_Exercise brief_:
Tally up the lines below that include the word "اللهم". Answer with the number alone.

%%

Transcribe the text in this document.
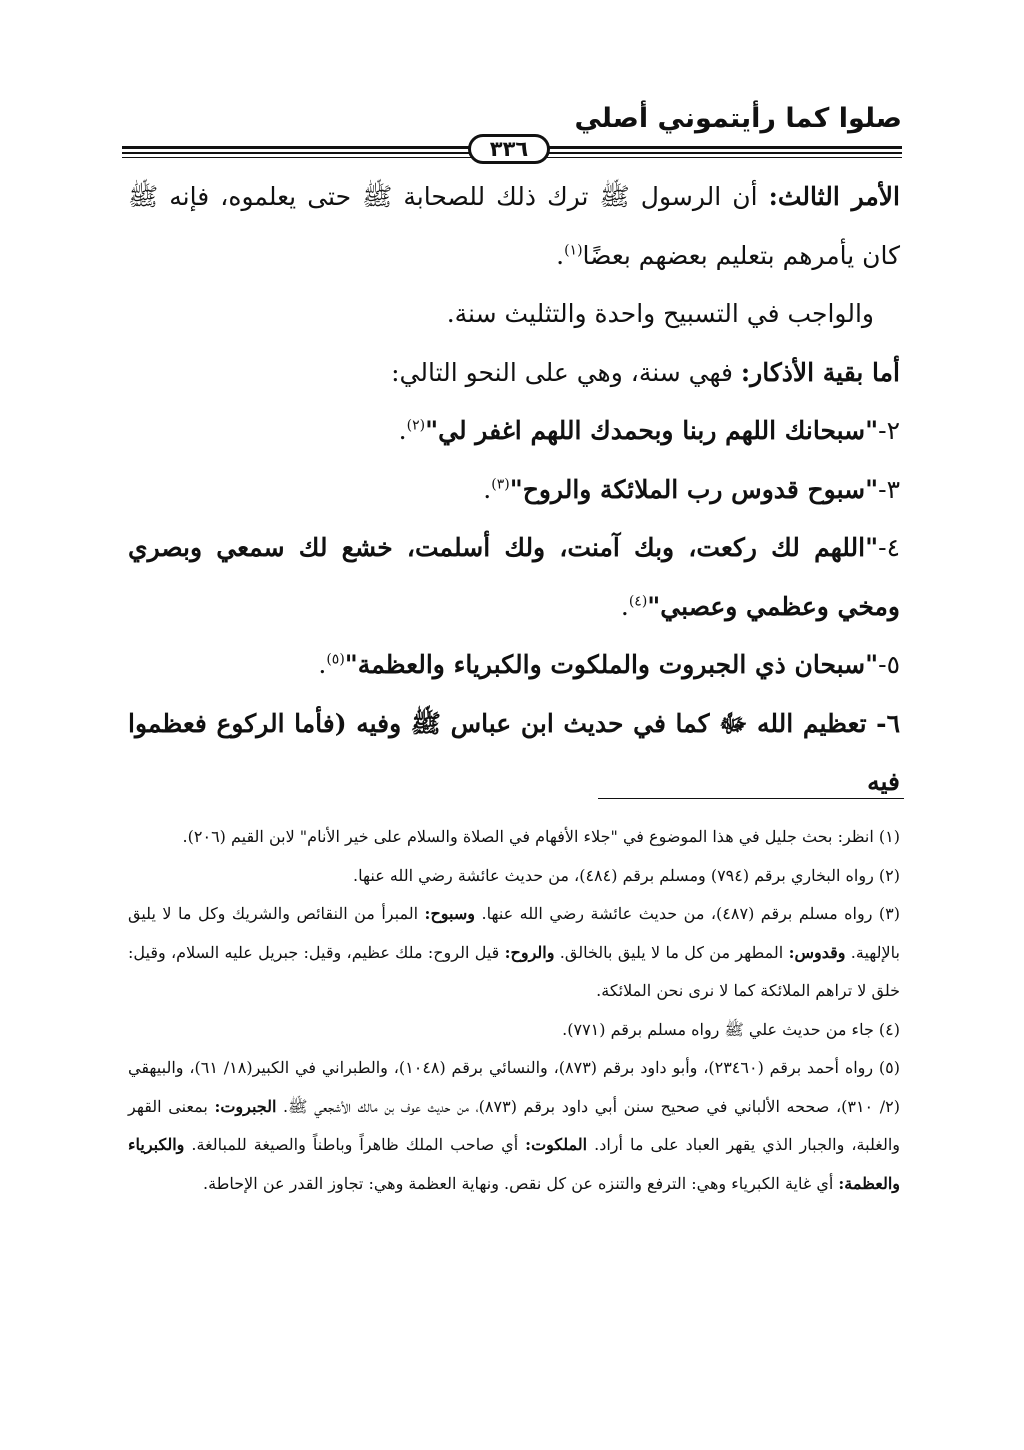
صلوا كما رأيتموني أصلي
٣٣٦

الأمر الثالث: أن الرسول ﷺ ترك ذلك للصحابة ﷺ حتى يعلموه، فإنه ﷺ كان يأمرهم بتعليم بعضهم بعضًا$^{(١)}$.

والواجب في التسبيح واحدة والتثليث سنة.

أما بقية الأذكار: فهي سنة، وهي على النحو التالي:

٢-"سبحانك اللهم ربنا وبحمدك اللهم اغفر لي"$^{(٢)}$.

٣-"سبوح قدوس رب الملائكة والروح"$^{(٣)}$.

٤-"اللهم لك ركعت، وبك آمنت، ولك أسلمت، خشع لك سمعي وبصري ومخي وعظمي وعصبي"$^{(٤)}$.

٥-"سبحان ذي الجبروت والملكوت والكبرياء والعظمة"$^{(٥)}$.

٦- تعظيم الله ﷻ كما في حديث ابن عباس ﷺ وفيه (فأما الركوع فعظموا فيه

(١) انظر: بحث جليل في هذا الموضوع في "جلاء الأفهام في الصلاة والسلام على خير الأنام" لابن القيم (٢٠٦).

(٢) رواه البخاري برقم (٧٩٤) ومسلم برقم (٤٨٤)، من حديث عائشة رضي الله عنها.

(٣) رواه مسلم برقم (٤٨٧)، من حديث عائشة رضي الله عنها. وسبوح: المبرأ من النقائص والشريك وكل ما لا يليق بالإلهية. وقدوس: المطهر من كل ما لا يليق بالخالق. والروح: قيل الروح: ملك عظيم، وقيل: جبريل عليه السلام، وقيل: خلق لا تراهم الملائكة كما لا نرى نحن الملائكة.

(٤) جاء من حديث علي ﷺ رواه مسلم برقم (٧٧١).

(٥) رواه أحمد برقم (٢٣٤٦٠)، وأبو داود برقم (٨٧٣)، والنسائي برقم (١٠٤٨)، والطبراني في الكبير(١٨/ ٦١)، والبيهقي (٢/ ٣١٠)، صححه الألباني في صحيح سنن أبي داود برقم (٨٧٣)، من حديث عوف بن مالك الأشجعي ﷺ. الجبروت: بمعنى القهر والغلبة، والجبار الذي يقهر العباد على ما أراد. الملكوت: أي صاحب الملك ظاهراً وباطناً والصيغة للمبالغة. والكبرياء والعظمة: أي غاية الكبرياء وهي: الترفع والتنزه عن كل نقص. ونهاية العظمة وهي: تجاوز القدر عن الإحاطة.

%%

_Right answer_:
2